**What you should do:**
In the material below, find how many lines contain the string "JSON". Write only that number.

**Data lines:**

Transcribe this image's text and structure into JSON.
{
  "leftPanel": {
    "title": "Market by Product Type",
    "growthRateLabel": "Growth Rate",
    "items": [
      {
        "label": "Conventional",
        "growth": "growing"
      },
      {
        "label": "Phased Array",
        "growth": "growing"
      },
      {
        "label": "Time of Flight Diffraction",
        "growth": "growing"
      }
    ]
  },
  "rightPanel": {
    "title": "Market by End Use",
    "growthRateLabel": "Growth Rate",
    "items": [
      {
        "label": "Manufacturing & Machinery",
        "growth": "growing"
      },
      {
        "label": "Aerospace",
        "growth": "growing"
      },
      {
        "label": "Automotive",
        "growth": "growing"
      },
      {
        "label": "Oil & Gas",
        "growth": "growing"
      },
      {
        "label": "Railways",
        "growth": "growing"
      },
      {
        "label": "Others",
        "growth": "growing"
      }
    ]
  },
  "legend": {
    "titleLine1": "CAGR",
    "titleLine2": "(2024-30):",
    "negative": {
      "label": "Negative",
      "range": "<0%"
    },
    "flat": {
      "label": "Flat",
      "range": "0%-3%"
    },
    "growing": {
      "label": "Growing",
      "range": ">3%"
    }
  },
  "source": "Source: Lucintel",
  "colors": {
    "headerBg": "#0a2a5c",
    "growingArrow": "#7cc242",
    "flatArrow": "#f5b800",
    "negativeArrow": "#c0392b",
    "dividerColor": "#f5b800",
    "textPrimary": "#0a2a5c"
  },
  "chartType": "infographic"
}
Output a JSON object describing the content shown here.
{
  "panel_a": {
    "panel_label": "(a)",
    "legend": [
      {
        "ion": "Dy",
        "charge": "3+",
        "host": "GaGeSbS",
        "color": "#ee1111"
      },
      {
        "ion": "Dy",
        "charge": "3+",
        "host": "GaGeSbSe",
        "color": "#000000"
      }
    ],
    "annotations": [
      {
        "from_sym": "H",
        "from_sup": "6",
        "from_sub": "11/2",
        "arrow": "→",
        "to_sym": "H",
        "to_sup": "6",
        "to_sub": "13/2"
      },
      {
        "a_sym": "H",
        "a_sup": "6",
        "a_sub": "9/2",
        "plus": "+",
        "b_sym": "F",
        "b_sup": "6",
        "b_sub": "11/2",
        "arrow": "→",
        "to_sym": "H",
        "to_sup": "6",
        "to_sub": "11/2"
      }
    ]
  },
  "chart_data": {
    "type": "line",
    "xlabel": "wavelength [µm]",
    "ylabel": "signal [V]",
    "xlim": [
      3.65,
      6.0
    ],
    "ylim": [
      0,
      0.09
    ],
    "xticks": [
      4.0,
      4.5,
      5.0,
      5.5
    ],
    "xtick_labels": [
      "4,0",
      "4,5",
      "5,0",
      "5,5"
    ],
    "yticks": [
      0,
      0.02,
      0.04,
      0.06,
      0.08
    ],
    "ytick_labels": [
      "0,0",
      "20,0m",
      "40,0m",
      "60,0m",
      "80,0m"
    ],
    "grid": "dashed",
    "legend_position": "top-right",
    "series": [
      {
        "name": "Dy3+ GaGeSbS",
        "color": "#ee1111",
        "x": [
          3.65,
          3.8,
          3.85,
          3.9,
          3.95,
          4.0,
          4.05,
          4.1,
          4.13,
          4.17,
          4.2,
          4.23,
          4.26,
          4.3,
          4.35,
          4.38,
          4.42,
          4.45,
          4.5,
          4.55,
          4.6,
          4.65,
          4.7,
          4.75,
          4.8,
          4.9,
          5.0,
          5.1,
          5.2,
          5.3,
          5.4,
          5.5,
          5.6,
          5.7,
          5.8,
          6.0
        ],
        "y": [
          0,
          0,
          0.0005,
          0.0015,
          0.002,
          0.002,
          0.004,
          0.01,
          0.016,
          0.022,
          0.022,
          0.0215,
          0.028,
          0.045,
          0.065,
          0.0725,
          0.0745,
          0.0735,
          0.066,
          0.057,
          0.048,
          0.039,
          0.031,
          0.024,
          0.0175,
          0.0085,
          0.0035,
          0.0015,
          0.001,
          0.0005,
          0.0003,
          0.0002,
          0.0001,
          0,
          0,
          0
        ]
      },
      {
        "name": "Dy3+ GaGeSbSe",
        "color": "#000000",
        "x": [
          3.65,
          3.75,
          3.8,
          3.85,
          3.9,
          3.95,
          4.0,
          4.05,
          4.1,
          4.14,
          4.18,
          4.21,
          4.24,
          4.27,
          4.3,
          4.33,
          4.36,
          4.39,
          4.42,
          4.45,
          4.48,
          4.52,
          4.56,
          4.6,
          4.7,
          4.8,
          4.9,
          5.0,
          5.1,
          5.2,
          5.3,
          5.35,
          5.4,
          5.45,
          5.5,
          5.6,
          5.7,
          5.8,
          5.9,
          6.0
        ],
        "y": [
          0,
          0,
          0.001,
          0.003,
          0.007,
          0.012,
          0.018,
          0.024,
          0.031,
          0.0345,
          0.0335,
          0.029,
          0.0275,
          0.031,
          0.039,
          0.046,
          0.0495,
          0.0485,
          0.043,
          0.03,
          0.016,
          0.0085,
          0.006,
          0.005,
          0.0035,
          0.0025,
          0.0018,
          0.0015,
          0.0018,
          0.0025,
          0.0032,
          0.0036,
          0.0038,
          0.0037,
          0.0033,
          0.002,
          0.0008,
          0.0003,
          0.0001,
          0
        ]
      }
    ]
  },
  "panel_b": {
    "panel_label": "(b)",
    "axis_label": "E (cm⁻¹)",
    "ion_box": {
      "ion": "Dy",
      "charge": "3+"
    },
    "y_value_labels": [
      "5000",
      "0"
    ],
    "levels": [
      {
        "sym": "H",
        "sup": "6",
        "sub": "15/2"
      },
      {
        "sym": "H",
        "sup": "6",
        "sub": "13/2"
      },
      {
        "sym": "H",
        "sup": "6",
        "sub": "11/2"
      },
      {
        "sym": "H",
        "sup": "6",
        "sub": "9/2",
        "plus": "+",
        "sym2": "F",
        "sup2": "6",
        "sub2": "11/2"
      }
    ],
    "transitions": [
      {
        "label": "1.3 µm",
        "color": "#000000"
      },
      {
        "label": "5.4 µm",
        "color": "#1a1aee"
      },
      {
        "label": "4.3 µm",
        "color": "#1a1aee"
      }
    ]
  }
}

**Response below:**
2